• Records shown:
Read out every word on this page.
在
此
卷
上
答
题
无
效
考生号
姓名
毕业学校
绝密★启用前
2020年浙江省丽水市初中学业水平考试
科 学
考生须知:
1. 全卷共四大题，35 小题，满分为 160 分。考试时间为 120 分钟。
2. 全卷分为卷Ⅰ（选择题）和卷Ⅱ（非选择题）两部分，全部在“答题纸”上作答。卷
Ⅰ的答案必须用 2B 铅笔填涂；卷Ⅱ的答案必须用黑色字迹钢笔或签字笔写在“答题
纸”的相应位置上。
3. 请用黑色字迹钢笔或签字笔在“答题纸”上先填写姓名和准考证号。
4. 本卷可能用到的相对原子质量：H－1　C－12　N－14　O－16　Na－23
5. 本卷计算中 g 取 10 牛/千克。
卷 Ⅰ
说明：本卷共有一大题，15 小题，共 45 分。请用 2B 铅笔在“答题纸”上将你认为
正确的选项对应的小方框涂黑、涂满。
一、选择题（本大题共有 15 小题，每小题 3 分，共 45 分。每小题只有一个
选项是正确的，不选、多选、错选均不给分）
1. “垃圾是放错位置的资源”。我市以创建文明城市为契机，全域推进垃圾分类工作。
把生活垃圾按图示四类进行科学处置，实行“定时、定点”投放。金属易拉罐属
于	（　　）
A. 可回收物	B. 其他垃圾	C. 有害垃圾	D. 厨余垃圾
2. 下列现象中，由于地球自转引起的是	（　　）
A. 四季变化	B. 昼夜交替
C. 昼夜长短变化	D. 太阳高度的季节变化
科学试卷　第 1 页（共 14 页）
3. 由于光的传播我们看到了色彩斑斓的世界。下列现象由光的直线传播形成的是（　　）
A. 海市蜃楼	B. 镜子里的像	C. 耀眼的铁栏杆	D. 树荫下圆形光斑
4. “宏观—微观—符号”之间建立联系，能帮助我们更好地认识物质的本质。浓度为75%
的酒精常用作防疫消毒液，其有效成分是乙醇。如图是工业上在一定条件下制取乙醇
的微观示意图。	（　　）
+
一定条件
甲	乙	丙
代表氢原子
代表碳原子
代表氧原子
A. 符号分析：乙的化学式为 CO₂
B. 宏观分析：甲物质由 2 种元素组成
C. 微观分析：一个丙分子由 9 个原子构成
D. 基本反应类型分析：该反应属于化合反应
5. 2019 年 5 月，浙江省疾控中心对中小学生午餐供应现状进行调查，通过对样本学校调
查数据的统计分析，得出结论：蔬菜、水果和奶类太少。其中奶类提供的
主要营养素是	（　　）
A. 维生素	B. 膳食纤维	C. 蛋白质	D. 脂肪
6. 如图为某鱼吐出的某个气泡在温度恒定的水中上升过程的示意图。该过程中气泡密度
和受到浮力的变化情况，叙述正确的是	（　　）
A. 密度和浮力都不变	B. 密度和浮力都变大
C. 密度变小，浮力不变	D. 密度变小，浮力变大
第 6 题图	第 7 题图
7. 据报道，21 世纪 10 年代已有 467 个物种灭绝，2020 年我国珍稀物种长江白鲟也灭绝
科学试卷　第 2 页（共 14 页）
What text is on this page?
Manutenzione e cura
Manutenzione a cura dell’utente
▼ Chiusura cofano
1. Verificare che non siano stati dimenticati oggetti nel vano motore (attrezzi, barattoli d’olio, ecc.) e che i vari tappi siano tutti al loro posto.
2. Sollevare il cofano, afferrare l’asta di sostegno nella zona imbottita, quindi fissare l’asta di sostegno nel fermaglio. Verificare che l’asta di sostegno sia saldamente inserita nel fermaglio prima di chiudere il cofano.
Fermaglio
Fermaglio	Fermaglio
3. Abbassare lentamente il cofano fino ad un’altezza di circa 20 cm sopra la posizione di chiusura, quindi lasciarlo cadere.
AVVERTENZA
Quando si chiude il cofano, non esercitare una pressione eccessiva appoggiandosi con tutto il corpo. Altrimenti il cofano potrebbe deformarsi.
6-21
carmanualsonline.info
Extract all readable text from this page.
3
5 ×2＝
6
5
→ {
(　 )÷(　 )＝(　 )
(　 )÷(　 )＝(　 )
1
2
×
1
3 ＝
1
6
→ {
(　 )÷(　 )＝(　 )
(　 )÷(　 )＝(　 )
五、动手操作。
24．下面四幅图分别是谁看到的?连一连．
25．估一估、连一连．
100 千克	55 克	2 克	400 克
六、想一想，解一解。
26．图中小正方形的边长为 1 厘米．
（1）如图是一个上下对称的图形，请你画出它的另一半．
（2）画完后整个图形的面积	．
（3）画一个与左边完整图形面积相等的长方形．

• Description of the task: Beginning at the line that holds "Extract all readable text from this page.", reproduce each line of the records above down to and including the last one.

• Written solution:
Extract all readable text from this page.
3
5 ×2＝
6
5
→ {
(　 )÷(　 )＝(　 )
(　 )÷(　 )＝(　 )
1
2
×
1
3 ＝
1
6
→ {
(　 )÷(　 )＝(　 )
(　 )÷(　 )＝(　 )
五、动手操作。
24．下面四幅图分别是谁看到的?连一连．
25．估一估、连一连．
100 千克	55 克	2 克	400 克
六、想一想，解一解。
26．图中小正方形的边长为 1 厘米．
（1）如图是一个上下对称的图形，请你画出它的另一半．
（2）画完后整个图形的面积	．
（3）画一个与左边完整图形面积相等的长方形．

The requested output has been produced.